# DATA PROVIDED start

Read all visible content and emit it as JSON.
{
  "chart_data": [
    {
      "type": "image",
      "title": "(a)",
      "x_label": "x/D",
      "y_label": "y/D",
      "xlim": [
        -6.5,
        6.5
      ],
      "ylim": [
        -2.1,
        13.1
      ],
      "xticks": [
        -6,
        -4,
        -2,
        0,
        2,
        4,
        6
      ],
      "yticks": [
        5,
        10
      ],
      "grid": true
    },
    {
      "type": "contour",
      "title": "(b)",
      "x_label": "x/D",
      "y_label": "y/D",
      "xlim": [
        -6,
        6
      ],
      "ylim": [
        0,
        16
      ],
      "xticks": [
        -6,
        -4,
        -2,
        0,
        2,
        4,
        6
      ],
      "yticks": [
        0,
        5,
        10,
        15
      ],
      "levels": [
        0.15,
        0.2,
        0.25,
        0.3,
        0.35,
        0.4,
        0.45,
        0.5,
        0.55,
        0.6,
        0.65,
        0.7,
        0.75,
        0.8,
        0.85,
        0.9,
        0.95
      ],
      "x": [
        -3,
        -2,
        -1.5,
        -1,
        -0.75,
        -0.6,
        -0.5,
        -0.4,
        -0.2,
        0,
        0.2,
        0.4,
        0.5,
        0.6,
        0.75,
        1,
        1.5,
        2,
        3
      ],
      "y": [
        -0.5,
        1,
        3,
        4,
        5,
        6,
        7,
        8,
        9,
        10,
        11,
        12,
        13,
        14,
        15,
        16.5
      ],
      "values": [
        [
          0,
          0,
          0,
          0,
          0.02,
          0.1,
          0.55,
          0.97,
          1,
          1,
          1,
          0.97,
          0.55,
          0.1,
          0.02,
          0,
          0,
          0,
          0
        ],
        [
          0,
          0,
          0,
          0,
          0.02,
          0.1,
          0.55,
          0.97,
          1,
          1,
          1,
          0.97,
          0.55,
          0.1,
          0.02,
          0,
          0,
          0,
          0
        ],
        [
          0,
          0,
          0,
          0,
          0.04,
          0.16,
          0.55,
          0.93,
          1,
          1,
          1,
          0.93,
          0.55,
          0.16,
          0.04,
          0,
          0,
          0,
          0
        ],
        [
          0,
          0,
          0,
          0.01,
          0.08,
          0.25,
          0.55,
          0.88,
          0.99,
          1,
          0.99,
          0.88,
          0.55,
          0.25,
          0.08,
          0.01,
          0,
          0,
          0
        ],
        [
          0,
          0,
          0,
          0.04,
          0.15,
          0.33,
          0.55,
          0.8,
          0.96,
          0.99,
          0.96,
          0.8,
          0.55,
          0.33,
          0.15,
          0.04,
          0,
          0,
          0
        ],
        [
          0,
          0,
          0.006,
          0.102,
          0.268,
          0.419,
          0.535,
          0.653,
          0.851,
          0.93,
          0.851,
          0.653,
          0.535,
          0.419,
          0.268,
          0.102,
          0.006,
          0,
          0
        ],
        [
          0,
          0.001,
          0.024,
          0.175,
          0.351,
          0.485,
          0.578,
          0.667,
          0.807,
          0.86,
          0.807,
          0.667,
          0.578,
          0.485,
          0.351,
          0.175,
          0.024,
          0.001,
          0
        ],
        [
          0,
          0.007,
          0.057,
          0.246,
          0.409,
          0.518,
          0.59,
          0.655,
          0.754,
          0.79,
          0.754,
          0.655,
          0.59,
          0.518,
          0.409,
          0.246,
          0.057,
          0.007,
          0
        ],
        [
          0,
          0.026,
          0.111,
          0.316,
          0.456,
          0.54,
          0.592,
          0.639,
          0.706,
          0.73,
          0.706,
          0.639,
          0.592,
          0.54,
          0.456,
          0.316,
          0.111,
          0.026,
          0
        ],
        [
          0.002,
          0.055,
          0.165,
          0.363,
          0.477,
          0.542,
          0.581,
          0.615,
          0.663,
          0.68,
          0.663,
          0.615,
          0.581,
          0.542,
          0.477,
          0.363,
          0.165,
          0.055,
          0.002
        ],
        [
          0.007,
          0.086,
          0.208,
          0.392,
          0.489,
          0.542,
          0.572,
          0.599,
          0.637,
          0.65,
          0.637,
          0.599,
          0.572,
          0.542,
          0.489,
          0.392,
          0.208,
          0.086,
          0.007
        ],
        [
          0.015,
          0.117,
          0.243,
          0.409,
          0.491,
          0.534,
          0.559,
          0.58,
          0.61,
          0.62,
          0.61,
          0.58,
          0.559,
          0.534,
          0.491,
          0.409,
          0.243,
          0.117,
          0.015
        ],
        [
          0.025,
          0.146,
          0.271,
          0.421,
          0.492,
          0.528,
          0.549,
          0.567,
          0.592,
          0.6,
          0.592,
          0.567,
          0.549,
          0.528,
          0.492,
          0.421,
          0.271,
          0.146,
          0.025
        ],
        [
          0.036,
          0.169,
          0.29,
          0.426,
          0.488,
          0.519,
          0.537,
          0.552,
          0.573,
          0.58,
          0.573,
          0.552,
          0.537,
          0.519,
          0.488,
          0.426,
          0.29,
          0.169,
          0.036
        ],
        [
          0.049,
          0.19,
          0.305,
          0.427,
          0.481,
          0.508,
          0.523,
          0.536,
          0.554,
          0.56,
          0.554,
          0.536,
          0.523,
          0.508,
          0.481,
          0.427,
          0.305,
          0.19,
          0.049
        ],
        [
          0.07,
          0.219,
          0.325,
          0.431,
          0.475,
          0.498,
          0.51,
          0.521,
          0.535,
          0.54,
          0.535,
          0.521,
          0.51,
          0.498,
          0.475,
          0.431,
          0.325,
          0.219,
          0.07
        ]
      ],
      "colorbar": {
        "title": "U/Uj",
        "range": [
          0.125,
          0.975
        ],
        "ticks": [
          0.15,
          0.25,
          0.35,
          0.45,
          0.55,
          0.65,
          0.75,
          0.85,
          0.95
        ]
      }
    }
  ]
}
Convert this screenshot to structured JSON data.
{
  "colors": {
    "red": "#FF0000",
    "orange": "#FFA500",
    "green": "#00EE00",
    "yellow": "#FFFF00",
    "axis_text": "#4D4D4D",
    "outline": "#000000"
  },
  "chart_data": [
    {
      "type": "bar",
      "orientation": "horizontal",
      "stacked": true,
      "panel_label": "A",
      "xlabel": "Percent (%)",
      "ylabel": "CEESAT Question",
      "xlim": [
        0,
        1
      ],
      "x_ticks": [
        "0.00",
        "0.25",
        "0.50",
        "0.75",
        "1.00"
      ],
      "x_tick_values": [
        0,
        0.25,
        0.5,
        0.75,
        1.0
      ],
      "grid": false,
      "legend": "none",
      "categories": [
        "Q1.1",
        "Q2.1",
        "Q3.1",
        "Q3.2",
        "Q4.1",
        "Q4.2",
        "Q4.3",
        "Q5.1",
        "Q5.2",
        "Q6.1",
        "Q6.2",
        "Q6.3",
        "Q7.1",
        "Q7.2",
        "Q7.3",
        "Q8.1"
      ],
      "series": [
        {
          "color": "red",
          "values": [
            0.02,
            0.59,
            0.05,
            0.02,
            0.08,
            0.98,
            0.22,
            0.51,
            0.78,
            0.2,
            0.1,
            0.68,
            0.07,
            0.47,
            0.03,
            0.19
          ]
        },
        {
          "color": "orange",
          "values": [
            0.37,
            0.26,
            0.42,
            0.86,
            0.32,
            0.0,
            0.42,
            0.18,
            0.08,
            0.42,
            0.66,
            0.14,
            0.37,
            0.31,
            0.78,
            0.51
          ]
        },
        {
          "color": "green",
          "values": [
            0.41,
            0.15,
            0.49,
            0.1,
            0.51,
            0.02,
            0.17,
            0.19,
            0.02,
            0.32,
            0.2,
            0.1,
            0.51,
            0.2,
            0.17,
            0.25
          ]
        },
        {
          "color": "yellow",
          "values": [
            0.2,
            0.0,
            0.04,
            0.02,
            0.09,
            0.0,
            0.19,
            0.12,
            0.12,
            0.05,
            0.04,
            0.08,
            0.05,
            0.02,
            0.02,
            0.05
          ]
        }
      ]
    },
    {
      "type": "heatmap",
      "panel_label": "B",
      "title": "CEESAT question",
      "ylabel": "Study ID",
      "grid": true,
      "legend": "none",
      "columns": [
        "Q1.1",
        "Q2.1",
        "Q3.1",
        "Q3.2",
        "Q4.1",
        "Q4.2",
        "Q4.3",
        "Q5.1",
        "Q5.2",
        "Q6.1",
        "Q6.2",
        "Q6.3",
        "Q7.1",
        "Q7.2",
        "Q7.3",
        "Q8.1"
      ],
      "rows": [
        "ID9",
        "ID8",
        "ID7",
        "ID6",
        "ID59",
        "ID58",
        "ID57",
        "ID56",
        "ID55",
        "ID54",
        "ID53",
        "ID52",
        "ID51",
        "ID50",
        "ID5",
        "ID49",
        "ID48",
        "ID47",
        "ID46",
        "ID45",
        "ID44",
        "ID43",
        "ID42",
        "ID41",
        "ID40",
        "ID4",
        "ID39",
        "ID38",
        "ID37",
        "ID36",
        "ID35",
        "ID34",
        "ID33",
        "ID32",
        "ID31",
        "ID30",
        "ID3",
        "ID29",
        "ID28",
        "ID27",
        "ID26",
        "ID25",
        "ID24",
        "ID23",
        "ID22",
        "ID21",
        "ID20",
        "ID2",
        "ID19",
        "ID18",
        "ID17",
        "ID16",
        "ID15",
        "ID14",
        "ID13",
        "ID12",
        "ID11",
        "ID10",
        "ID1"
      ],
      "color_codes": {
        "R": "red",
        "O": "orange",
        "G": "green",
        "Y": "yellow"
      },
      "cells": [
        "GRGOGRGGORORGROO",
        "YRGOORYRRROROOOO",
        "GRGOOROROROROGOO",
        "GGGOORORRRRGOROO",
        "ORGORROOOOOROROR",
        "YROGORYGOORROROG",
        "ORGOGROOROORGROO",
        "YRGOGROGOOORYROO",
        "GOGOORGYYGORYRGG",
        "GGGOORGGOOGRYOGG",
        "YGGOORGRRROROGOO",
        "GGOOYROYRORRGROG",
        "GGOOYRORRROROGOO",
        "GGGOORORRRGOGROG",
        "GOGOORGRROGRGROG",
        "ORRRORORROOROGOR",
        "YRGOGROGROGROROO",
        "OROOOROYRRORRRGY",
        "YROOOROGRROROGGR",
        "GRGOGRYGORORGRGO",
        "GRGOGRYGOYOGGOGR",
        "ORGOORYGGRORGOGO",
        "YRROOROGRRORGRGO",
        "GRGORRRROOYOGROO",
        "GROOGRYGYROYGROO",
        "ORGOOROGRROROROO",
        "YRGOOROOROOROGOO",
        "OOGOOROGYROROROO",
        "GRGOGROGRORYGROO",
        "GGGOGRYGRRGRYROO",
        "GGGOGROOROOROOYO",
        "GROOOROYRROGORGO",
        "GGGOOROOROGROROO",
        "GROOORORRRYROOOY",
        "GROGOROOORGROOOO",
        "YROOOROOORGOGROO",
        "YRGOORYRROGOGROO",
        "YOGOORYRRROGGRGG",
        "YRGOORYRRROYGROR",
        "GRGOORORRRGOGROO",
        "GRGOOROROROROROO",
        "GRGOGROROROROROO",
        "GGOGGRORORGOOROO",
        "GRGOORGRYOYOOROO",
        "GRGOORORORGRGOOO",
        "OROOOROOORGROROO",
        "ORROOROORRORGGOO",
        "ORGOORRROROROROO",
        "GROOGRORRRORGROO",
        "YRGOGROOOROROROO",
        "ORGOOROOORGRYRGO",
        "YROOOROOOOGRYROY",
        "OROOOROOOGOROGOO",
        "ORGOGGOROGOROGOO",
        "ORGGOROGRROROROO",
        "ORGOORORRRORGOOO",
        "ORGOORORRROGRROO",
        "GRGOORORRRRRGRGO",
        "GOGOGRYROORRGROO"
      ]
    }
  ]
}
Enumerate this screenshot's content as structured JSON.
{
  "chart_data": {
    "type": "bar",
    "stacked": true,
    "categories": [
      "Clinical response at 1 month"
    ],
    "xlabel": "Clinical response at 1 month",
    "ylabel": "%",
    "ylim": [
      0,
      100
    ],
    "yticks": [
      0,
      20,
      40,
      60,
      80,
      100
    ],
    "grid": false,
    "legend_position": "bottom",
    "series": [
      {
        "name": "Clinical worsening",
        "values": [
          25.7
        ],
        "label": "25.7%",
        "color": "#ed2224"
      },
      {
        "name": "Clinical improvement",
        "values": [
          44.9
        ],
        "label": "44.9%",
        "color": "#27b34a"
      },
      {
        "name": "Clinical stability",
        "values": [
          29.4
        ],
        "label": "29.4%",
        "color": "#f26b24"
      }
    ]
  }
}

# DATA PROVIDED end

THE PROBLEM: In the records above, locate each line with the word "month". Copy all such lines.

SOLUTION:
      "Clinical response at 1 month"
    "xlabel": "Clinical response at 1 month",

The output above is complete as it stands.